● DATA:
□ □ □ □ □ □ □

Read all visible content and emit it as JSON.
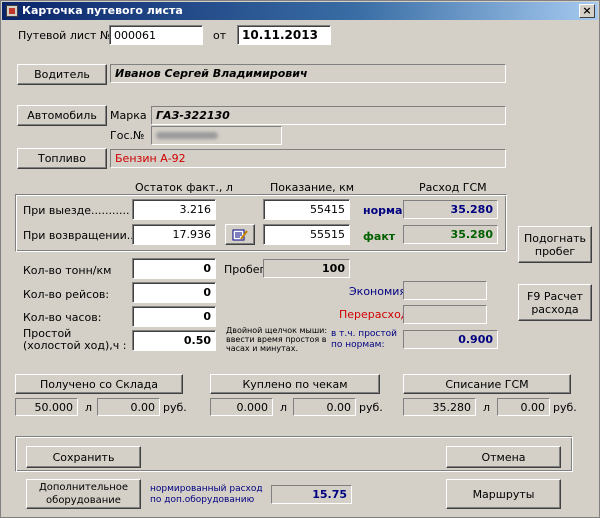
{
  "window": {
    "title": "Карточка путевого листа",
    "close": "×"
  },
  "header": {
    "waybill_label": "Путевой лист №",
    "waybill_number": "000061",
    "from_label": "от",
    "date": "10.11.2013"
  },
  "driver": {
    "button": "Водитель",
    "value": "Иванов Сергей Владимирович"
  },
  "car": {
    "button": "Автомобиль",
    "brand_label": "Марка",
    "brand_value": "ГАЗ-322130",
    "plate_label": "Гос.№"
  },
  "fuel": {
    "button": "Топливо",
    "value": "Бензин А-92",
    "value_color": "#d00000"
  },
  "columns": {
    "rest": "Остаток факт., л",
    "reading": "Показание, км",
    "consumption": "Расход ГСМ"
  },
  "departure": {
    "label": "При выезде...........",
    "rest": "3.216",
    "reading": "55415",
    "tag": "норма",
    "consumption": "35.280"
  },
  "return": {
    "label": "При возвращении....",
    "rest": "17.936",
    "reading": "55515",
    "tag": "факт",
    "consumption": "35.280"
  },
  "buttons": {
    "adjust_mileage": "Подогнать пробег",
    "calc": "F9 Расчет расхода"
  },
  "tons": {
    "label": "Кол-во тонн/км",
    "value": "0"
  },
  "mileage": {
    "label": "Пробег",
    "value": "100"
  },
  "trips": {
    "label": "Кол-во рейсов:",
    "value": "0"
  },
  "hours": {
    "label": "Кол-во часов:",
    "value": "0"
  },
  "idle": {
    "label_line1": "Простой",
    "label_line2": "(холостой ход),ч :",
    "value": "0.50"
  },
  "hint": {
    "line1": "Двойной щелчок мыши:",
    "line2": "ввести время простоя в",
    "line3": "часах и минутах."
  },
  "economy": {
    "label": "Экономия",
    "value": ""
  },
  "overspend": {
    "label": "Перерасход",
    "value": ""
  },
  "idle_norm": {
    "line1": "в т.ч. простой",
    "line2": "по нормам:",
    "value": "0.900"
  },
  "stock": {
    "button": "Получено со Склада",
    "liters": "50.000",
    "l": "л",
    "rub": "0.00",
    "rub_label": "руб."
  },
  "receipts": {
    "button": "Куплено по чекам",
    "liters": "0.000",
    "l": "л",
    "rub": "0.00",
    "rub_label": "руб."
  },
  "writeoff": {
    "button": "Списание ГСМ",
    "liters": "35.280",
    "l": "л",
    "rub": "0.00",
    "rub_label": "руб."
  },
  "footer": {
    "save": "Сохранить",
    "cancel": "Отмена",
    "extra_equipment": "Дополнительное оборудование",
    "norm_line1": "нормированный расход",
    "norm_line2": "по доп.оборудованию",
    "norm_value": "15.75",
    "routes": "Маршруты"
  },
  "colors": {
    "navy": "#000080",
    "green": "#006000",
    "red": "#d00000"
  }
}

□ □ □ □ □ □ □

● REQUIREMENT:
Find the lines above holding the word "liters" and show them.

● THE REPLY:
    "liters": "50.000",
    "liters": "0.000",
    "liters": "35.280",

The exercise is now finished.